**THE EXERCISE:**
Drop the images; return everything else in the listing below exactly.

——

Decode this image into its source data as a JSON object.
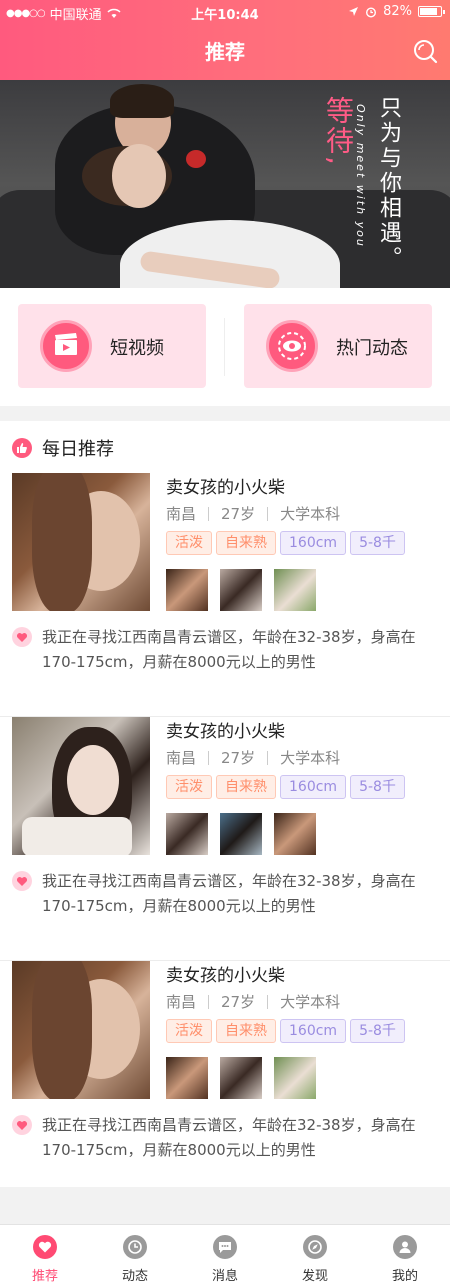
{
  "status_bar": {
    "carrier": "中国联通",
    "time": "上午10:44",
    "battery": "82%"
  },
  "nav": {
    "title": "推荐"
  },
  "banner": {
    "pink_text": "等待,",
    "white_text": "只为与你相遇。",
    "english_text": "Only meet with you"
  },
  "quick_entries": [
    {
      "label": "短视频",
      "icon": "video-clapper-icon"
    },
    {
      "label": "热门动态",
      "icon": "eye-target-icon"
    }
  ],
  "daily": {
    "title": "每日推荐",
    "cards": [
      {
        "name": "卖女孩的小火柴",
        "city": "南昌",
        "age": "27岁",
        "education": "大学本科",
        "tags": [
          "活泼",
          "自来熟",
          "160cm",
          "5-8千"
        ],
        "seek": "我正在寻找江西南昌青云谱区，年龄在32-38岁，身高在170-175cm，月薪在8000元以上的男性"
      },
      {
        "name": "卖女孩的小火柴",
        "city": "南昌",
        "age": "27岁",
        "education": "大学本科",
        "tags": [
          "活泼",
          "自来熟",
          "160cm",
          "5-8千"
        ],
        "seek": "我正在寻找江西南昌青云谱区，年龄在32-38岁，身高在170-175cm，月薪在8000元以上的男性"
      },
      {
        "name": "卖女孩的小火柴",
        "city": "南昌",
        "age": "27岁",
        "education": "大学本科",
        "tags": [
          "活泼",
          "自来熟",
          "160cm",
          "5-8千"
        ],
        "seek": "我正在寻找江西南昌青云谱区，年龄在32-38岁，身高在170-175cm，月薪在8000元以上的男性"
      }
    ]
  },
  "tabbar": [
    {
      "label": "推荐",
      "icon": "heart-icon",
      "active": true
    },
    {
      "label": "动态",
      "icon": "clock-icon",
      "active": false
    },
    {
      "label": "消息",
      "icon": "chat-icon",
      "active": false
    },
    {
      "label": "发现",
      "icon": "compass-icon",
      "active": false
    },
    {
      "label": "我的",
      "icon": "user-icon",
      "active": false
    }
  ],
  "colors": {
    "accent": "#ff4a73",
    "header_start": "#ff5a7e",
    "header_end": "#ff7a70",
    "tag_orange": "#ff8f6b",
    "tag_purple": "#9a8ce0"
  }
}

——

**RESULT:**
Decode this image into its source data as a JSON object.
{
  "status_bar": {
    "carrier": "中国联通",
    "time": "上午10:44",
    "battery": "82%"
  },
  "nav": {
    "title": "推荐"
  },
  "banner": {
    "pink_text": "等待,",
    "white_text": "只为与你相遇。",
    "english_text": "Only meet with you"
  },
  "quick_entries": [
    {
      "label": "短视频",
      "icon": "video-clapper-icon"
    },
    {
      "label": "热门动态",
      "icon": "eye-target-icon"
    }
  ],
  "daily": {
    "title": "每日推荐",
    "cards": [
      {
        "name": "卖女孩的小火柴",
        "city": "南昌",
        "age": "27岁",
        "education": "大学本科",
        "tags": [
          "活泼",
          "自来熟",
          "160cm",
          "5-8千"
        ],
        "seek": "我正在寻找江西南昌青云谱区，年龄在32-38岁，身高在170-175cm，月薪在8000元以上的男性"
      },
      {
        "name": "卖女孩的小火柴",
        "city": "南昌",
        "age": "27岁",
        "education": "大学本科",
        "tags": [
          "活泼",
          "自来熟",
          "160cm",
          "5-8千"
        ],
        "seek": "我正在寻找江西南昌青云谱区，年龄在32-38岁，身高在170-175cm，月薪在8000元以上的男性"
      },
      {
        "name": "卖女孩的小火柴",
        "city": "南昌",
        "age": "27岁",
        "education": "大学本科",
        "tags": [
          "活泼",
          "自来熟",
          "160cm",
          "5-8千"
        ],
        "seek": "我正在寻找江西南昌青云谱区，年龄在32-38岁，身高在170-175cm，月薪在8000元以上的男性"
      }
    ]
  },
  "tabbar": [
    {
      "label": "推荐",
      "icon": "heart-icon",
      "active": true
    },
    {
      "label": "动态",
      "icon": "clock-icon",
      "active": false
    },
    {
      "label": "消息",
      "icon": "chat-icon",
      "active": false
    },
    {
      "label": "发现",
      "icon": "compass-icon",
      "active": false
    },
    {
      "label": "我的",
      "icon": "user-icon",
      "active": false
    }
  ],
  "colors": {
    "accent": "#ff4a73",
    "header_start": "#ff5a7e",
    "header_end": "#ff7a70",
    "tag_orange": "#ff8f6b",
    "tag_purple": "#9a8ce0"
  }
}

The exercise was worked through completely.